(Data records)
= = = = = = =

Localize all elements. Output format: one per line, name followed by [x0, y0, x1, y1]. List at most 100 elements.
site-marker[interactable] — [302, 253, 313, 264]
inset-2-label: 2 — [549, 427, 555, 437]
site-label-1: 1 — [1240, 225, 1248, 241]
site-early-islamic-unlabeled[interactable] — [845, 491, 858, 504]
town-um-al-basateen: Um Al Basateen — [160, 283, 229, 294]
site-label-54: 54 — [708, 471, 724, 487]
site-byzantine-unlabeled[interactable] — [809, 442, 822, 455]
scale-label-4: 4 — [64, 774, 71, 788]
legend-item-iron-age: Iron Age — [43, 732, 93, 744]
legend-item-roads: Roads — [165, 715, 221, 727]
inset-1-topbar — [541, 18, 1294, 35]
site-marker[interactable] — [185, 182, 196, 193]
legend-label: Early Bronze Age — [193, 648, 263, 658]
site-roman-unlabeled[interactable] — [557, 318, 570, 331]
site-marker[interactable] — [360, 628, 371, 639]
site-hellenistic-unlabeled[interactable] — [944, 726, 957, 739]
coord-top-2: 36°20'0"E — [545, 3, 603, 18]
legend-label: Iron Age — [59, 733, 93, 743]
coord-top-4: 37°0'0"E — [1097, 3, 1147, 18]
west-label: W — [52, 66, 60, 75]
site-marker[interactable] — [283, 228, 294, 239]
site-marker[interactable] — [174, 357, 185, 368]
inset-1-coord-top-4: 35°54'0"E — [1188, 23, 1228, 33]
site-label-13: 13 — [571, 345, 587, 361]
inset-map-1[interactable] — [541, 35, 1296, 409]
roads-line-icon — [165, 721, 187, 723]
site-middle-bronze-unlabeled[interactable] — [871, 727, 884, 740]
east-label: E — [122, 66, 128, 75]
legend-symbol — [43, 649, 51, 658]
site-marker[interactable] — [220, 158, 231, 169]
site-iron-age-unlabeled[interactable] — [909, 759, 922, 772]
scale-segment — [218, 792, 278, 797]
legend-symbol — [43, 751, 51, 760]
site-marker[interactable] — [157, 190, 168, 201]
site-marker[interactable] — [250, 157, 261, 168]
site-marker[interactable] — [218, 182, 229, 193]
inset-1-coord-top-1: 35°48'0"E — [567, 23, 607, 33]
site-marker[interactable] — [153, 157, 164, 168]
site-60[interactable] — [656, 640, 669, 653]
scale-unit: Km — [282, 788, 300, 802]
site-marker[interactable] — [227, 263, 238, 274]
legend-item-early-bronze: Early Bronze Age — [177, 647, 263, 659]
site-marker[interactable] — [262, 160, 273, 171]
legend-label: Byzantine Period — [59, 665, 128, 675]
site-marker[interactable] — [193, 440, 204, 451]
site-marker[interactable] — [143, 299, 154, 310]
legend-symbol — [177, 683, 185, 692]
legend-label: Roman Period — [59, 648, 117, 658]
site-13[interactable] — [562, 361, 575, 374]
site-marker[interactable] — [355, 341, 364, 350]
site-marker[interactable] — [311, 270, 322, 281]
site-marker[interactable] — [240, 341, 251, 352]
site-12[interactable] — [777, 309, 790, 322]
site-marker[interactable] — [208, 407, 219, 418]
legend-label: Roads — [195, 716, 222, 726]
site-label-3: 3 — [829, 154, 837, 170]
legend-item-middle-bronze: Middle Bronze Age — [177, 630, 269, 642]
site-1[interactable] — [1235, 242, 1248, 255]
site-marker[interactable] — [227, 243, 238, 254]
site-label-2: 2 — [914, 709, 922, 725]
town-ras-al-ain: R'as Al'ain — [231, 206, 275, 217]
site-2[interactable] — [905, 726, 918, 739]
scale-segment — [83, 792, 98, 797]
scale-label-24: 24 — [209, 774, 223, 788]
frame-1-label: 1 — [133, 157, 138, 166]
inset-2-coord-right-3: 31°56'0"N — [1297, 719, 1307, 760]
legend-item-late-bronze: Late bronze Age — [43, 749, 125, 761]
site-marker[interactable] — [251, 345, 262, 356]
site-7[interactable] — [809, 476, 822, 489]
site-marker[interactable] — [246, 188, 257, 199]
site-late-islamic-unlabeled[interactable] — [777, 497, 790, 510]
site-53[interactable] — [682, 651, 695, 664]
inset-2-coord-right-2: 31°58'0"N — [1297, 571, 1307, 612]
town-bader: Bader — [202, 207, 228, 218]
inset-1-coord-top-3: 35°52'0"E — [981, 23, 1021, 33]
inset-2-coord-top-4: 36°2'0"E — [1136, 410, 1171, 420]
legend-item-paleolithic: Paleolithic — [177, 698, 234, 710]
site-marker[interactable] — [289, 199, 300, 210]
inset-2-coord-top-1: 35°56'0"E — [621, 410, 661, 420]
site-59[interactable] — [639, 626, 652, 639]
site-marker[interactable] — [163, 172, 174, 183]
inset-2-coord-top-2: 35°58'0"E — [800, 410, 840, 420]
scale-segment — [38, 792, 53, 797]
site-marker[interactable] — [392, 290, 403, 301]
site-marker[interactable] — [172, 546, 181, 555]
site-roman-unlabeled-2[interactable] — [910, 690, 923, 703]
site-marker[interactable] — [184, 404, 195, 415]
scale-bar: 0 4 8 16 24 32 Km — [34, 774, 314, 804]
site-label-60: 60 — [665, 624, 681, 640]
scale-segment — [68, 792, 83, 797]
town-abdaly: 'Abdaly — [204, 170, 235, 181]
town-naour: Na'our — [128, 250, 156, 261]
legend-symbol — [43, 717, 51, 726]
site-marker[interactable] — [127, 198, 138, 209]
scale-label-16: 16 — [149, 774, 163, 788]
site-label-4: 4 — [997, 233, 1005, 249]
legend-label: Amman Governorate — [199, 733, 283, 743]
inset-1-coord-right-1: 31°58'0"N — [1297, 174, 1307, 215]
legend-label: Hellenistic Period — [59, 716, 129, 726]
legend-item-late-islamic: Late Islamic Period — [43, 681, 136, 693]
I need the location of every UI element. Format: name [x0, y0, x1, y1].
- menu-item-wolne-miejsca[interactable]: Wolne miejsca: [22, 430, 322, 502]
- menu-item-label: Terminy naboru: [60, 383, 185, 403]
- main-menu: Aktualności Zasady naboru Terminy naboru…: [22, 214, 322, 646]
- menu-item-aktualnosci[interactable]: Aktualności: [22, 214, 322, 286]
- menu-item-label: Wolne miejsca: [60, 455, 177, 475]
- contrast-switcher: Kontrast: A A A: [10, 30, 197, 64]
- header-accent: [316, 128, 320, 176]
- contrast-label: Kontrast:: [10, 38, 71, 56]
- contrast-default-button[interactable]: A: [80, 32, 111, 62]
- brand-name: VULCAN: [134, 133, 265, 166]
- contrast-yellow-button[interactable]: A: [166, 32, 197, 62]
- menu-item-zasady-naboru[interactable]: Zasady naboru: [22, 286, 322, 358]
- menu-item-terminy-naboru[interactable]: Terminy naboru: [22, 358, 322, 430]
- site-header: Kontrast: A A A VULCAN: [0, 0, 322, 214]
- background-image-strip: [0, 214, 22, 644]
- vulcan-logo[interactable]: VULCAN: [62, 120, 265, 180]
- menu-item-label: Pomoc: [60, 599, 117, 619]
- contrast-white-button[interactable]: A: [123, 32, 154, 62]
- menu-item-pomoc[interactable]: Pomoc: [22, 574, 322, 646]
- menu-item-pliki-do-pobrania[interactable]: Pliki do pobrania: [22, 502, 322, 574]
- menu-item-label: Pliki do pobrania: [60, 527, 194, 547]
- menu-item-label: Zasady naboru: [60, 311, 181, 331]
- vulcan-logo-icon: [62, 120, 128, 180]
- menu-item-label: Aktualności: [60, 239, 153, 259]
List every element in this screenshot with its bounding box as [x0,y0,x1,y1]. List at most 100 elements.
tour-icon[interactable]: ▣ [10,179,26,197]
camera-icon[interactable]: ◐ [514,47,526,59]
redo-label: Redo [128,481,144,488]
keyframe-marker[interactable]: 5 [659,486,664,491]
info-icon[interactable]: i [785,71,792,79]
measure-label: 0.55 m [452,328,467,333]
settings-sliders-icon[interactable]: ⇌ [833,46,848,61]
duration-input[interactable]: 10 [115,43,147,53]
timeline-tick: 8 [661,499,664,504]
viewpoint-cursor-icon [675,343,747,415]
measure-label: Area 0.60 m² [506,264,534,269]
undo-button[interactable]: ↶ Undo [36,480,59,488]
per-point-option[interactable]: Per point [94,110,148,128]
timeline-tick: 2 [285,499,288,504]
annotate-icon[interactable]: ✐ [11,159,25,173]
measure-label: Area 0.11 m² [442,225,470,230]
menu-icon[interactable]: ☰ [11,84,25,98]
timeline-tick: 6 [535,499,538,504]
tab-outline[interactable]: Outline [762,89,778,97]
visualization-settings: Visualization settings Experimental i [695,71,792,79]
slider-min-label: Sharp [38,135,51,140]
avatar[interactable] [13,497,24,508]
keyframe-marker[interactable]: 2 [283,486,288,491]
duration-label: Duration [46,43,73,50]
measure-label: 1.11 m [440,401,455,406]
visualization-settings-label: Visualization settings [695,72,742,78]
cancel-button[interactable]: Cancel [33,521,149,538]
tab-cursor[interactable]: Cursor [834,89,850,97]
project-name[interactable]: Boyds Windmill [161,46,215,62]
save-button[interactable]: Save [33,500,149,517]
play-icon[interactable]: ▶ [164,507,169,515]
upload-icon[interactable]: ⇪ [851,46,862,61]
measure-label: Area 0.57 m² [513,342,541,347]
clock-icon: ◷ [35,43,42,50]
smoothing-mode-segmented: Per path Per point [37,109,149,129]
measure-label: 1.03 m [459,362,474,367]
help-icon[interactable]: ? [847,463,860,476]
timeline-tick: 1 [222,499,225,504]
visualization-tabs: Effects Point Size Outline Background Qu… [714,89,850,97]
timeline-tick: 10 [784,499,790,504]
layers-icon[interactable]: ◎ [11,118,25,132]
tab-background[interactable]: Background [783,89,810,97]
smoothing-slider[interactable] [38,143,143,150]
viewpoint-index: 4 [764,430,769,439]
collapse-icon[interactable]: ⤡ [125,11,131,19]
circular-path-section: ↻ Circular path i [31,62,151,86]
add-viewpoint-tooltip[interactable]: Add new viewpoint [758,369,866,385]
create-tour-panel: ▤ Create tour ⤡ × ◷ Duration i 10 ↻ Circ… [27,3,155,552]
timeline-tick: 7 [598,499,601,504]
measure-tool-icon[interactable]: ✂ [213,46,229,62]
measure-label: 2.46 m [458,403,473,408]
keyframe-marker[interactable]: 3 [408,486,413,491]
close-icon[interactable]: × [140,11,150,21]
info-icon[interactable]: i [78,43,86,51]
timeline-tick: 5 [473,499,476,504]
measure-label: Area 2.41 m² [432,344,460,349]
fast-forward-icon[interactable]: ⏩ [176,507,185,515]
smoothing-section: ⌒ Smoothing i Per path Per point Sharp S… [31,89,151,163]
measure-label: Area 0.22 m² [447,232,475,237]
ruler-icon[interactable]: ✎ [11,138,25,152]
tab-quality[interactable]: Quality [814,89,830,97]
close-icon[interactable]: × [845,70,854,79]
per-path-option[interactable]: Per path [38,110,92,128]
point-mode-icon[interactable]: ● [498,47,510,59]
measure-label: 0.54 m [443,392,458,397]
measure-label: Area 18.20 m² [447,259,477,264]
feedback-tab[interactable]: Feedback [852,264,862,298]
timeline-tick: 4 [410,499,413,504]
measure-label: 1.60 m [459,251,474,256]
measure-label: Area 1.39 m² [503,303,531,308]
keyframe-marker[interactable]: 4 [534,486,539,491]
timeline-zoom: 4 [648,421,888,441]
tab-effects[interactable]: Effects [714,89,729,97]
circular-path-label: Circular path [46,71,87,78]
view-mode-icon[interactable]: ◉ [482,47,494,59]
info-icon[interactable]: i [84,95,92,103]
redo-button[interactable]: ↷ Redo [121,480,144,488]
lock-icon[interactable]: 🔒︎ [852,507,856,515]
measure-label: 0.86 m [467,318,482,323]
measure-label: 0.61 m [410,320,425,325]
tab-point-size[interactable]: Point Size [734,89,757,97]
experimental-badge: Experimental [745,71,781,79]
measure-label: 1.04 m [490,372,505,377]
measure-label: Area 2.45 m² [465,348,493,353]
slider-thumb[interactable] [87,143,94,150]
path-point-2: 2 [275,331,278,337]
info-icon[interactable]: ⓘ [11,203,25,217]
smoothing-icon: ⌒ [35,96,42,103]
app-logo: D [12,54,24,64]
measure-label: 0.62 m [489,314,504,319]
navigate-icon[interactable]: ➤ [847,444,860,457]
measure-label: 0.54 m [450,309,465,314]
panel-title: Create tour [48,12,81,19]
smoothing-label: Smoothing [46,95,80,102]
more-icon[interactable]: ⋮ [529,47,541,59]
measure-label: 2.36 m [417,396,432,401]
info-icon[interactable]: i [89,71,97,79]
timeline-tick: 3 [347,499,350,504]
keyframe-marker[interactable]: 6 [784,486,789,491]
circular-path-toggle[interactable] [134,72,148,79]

= = = = = = =

# WHAT TO DO
Copy the listing word for word, beginning with its first line and ending with the line that contains "legend-item-iron-age: Iron Age", with both of those lines included.

# SOLUTION TO THE EXERCISE
Localize all elements. Output format: one per line, name followed by [x0, y0, x1, y1]. List at most 100 elements.
site-marker[interactable] — [302, 253, 313, 264]
inset-2-label: 2 — [549, 427, 555, 437]
site-label-1: 1 — [1240, 225, 1248, 241]
site-early-islamic-unlabeled[interactable] — [845, 491, 858, 504]
town-um-al-basateen: Um Al Basateen — [160, 283, 229, 294]
site-label-54: 54 — [708, 471, 724, 487]
site-byzantine-unlabeled[interactable] — [809, 442, 822, 455]
scale-label-4: 4 — [64, 774, 71, 788]
legend-item-iron-age: Iron Age — [43, 732, 93, 744]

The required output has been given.